Exercise goal: Read the listing and extract each line that includes the word "from".

Records:
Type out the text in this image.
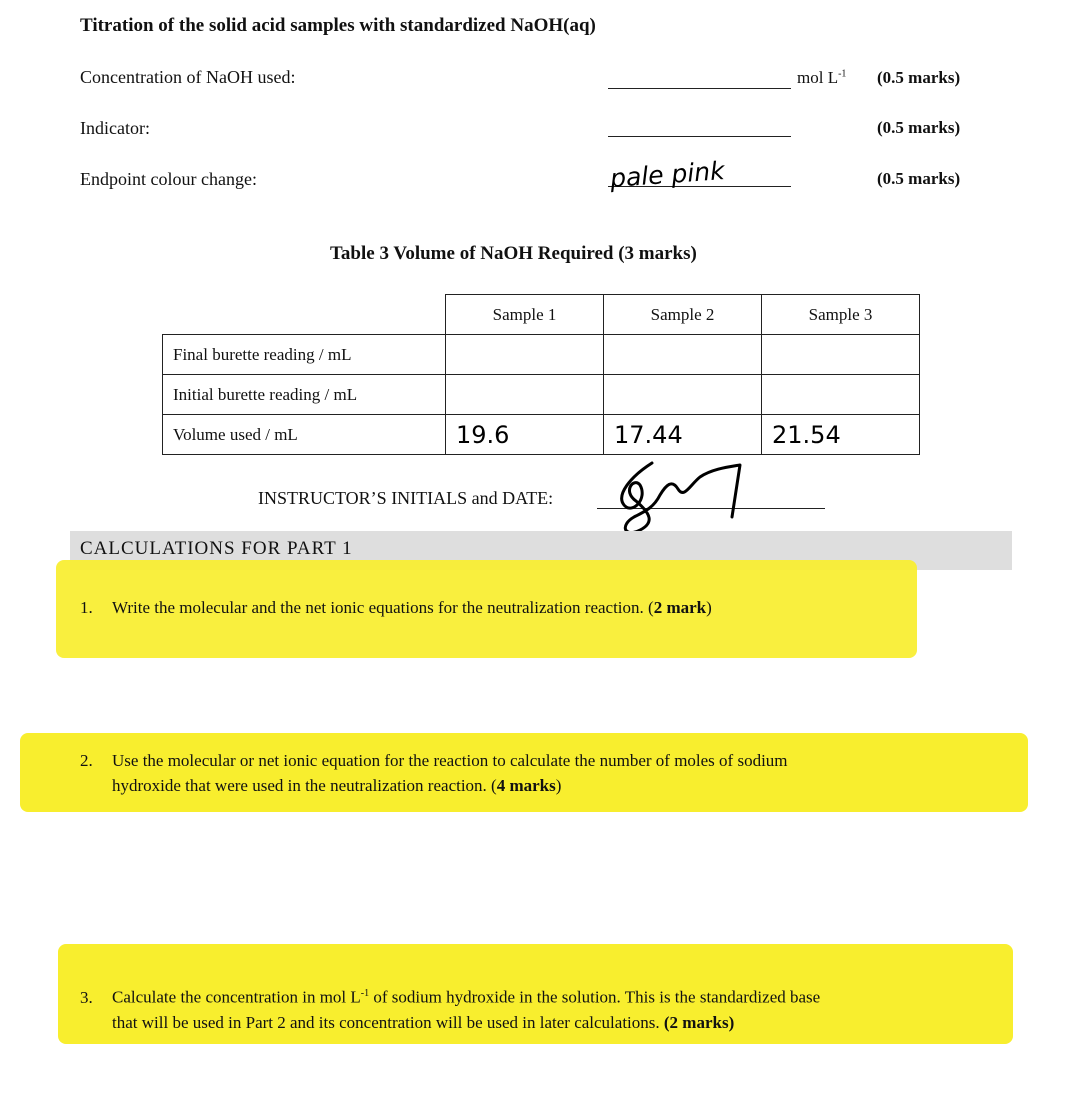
Titration of the solid acid samples with standardized NaOH(aq)
Concentration of NaOH used:	mol $L^{-1}$ (0.5 marks)
Indicator:	(0.5 marks)
Endpoint colour change:	pale pink	(0.5 marks)
Table 3 Volume of NaOH Required (3 marks)
	Sample 1	Sample 2	Sample 3
Final burette reading / mL			
Initial burette reading / mL			
Volume used / mL	19.6	17.44	21.54
INSTRUCTOR’S INITIALS and DATE:
CALCULATIONS FOR PART 1
1. Write the molecular and the net ionic equations for the neutralization reaction. (2 mark)
2. Use the molecular or net ionic equation for the reaction to calculate the number of moles of sodium
hydroxide that were used in the neutralization reaction. (4 marks)
3. Calculate the concentration in mol $L^{-1}$ of sodium hydroxide in the solution. This is the standardized base
that will be used in Part 2 and its concentration will be used in later calculations. (2 marks)
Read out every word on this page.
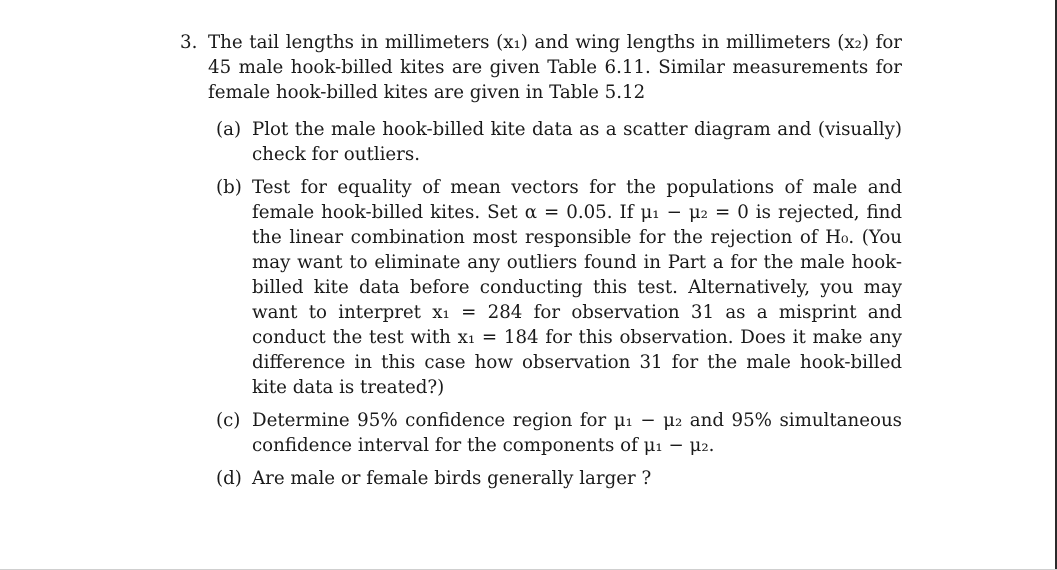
3. The tail lengths in millimeters (x₁) and wing lengths in millimeters (x₂) for 45 male hook-billed kites are given Table 6.11. Similar measurements for female hook-billed kites are given in Table 5.12
(a) Plot the male hook-billed kite data as a scatter diagram and (visually) check for outliers.
(b) Test for equality of mean vectors for the populations of male and female hook-billed kites. Set α = 0.05. If μ₁ − μ₂ = 0 is rejected, find the linear combination most responsible for the rejection of H₀. (You may want to eliminate any outliers found in Part a for the male hook-billed kite data before conducting this test. Alternatively, you may want to interpret x₁ = 284 for observation 31 as a misprint and conduct the test with x₁ = 184 for this observation. Does it make any difference in this case how observation 31 for the male hook-billed kite data is treated?)
(c) Determine 95% confidence region for μ₁ − μ₂ and 95% simultaneous confidence interval for the components of μ₁ − μ₂.
(d) Are male or female birds generally larger ?
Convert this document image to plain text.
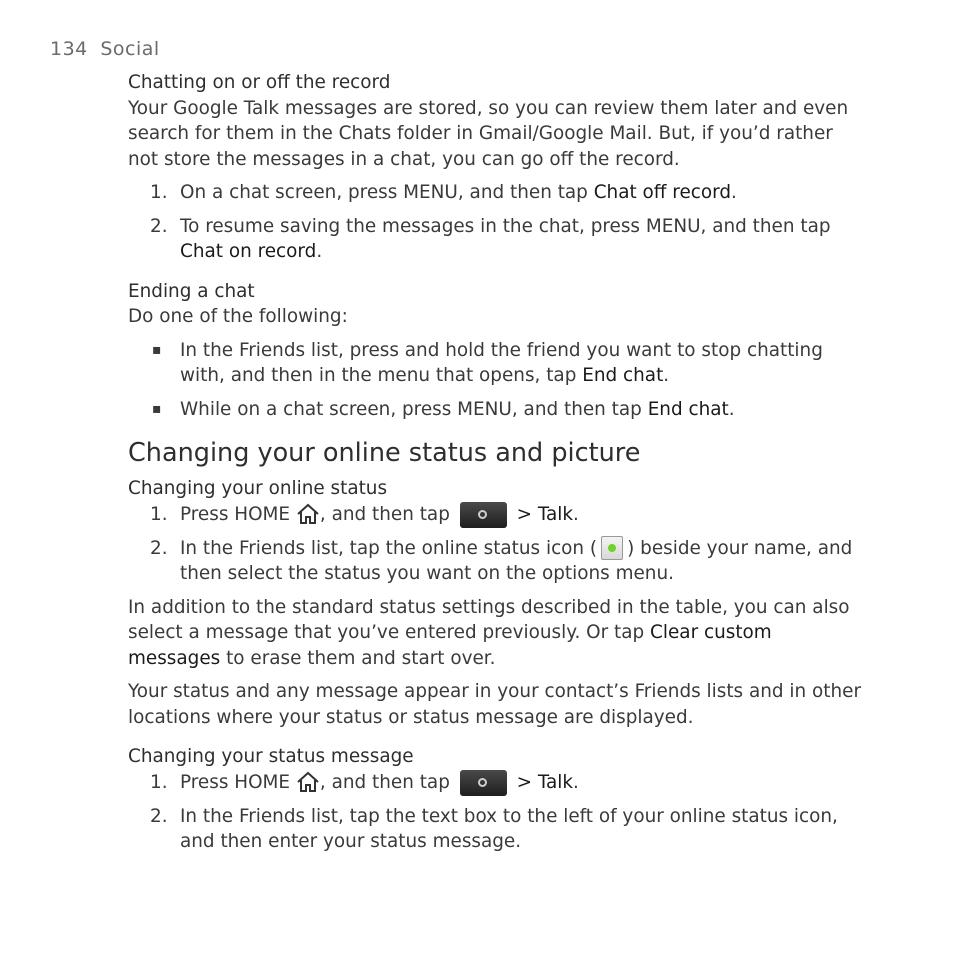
134 Social

Chatting on or off the record

Your Google Talk messages are stored, so you can review them later and even search for them in the Chats folder in Gmail/Google Mail. But, if you’d rather not store the messages in a chat, you can go off the record.

1. On a chat screen, press MENU, and then tap Chat off record.
2. To resume saving the messages in the chat, press MENU, and then tap Chat on record.

Ending a chat

Do one of the following:

▪ In the Friends list, press and hold the friend you want to stop chatting with, and then in the menu that opens, tap End chat.
▪ While on a chat screen, press MENU, and then tap End chat.
Changing your online status and picture

Changing your online status

1. Press HOME , and then tap	> Talk.
2. In the Friends list, tap the online status icon ( ) beside your name, and then select the status you want on the options menu.

In addition to the standard status settings described in the table, you can also select a message that you’ve entered previously. Or tap Clear custom messages to erase them and start over.

Your status and any message appear in your contact’s Friends lists and in other locations where your status or status message are displayed.

Changing your status message

1. Press HOME , and then tap	> Talk.
2. In the Friends list, tap the text box to the left of your online status icon, and then enter your status message.
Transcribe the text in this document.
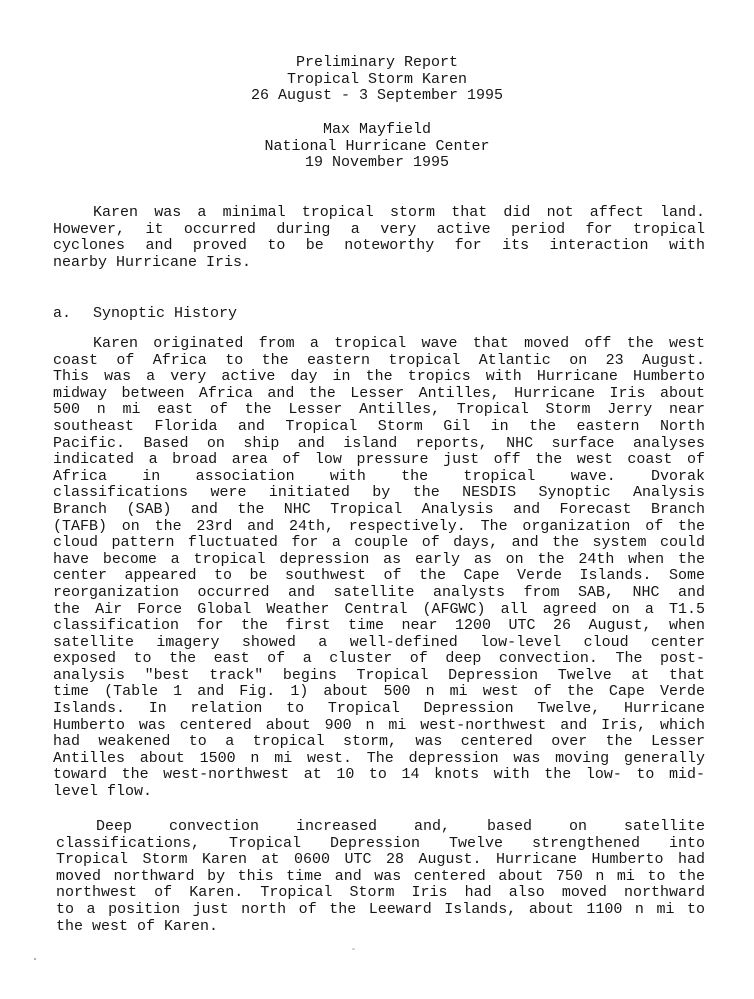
Preliminary Report
Tropical Storm Karen
26 August - 3 September 1995
Max Mayfield
National Hurricane Center
19 November 1995
Karen was a minimal tropical storm that did not affect land.
However, it occurred during a very active period for tropical
cyclones and proved to be noteworthy for its interaction with
nearby Hurricane Iris.
a. Synoptic History
Karen originated from a tropical wave that moved off the west
coast of Africa to the eastern tropical Atlantic on 23 August.
This was a very active day in the tropics with Hurricane Humberto
midway between Africa and the Lesser Antilles, Hurricane Iris about
500 n mi east of the Lesser Antilles, Tropical Storm Jerry near
southeast Florida and Tropical Storm Gil in the eastern North
Pacific. Based on ship and island reports, NHC surface analyses
indicated a broad area of low pressure just off the west coast of
Africa in association with the tropical wave. Dvorak
classifications were initiated by the NESDIS Synoptic Analysis
Branch (SAB) and the NHC Tropical Analysis and Forecast Branch
(TAFB) on the 23rd and 24th, respectively. The organization of the
cloud pattern fluctuated for a couple of days, and the system could
have become a tropical depression as early as on the 24th when the
center appeared to be southwest of the Cape Verde Islands. Some
reorganization occurred and satellite analysts from SAB, NHC and
the Air Force Global Weather Central (AFGWC) all agreed on a T1.5
classification for the first time near 1200 UTC 26 August, when
satellite imagery showed a well-defined low-level cloud center
exposed to the east of a cluster of deep convection. The post-
analysis "best track" begins Tropical Depression Twelve at that
time (Table 1 and Fig. 1) about 500 n mi west of the Cape Verde
Islands. In relation to Tropical Depression Twelve, Hurricane
Humberto was centered about 900 n mi west-northwest and Iris, which
had weakened to a tropical storm, was centered over the Lesser
Antilles about 1500 n mi west. The depression was moving generally
toward the west-northwest at 10 to 14 knots with the low- to mid-
level flow.
Deep convection increased and, based on satellite
classifications, Tropical Depression Twelve strengthened into
Tropical Storm Karen at 0600 UTC 28 August. Hurricane Humberto had
moved northward by this time and was centered about 750 n mi to the
northwest of Karen. Tropical Storm Iris had also moved northward
to a position just north of the Leeward Islands, about 1100 n mi to
the west of Karen.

Task answer:
Karen originated from a tropical wave that moved off the west
reorganization occurred and satellite analysts from SAB, NHC and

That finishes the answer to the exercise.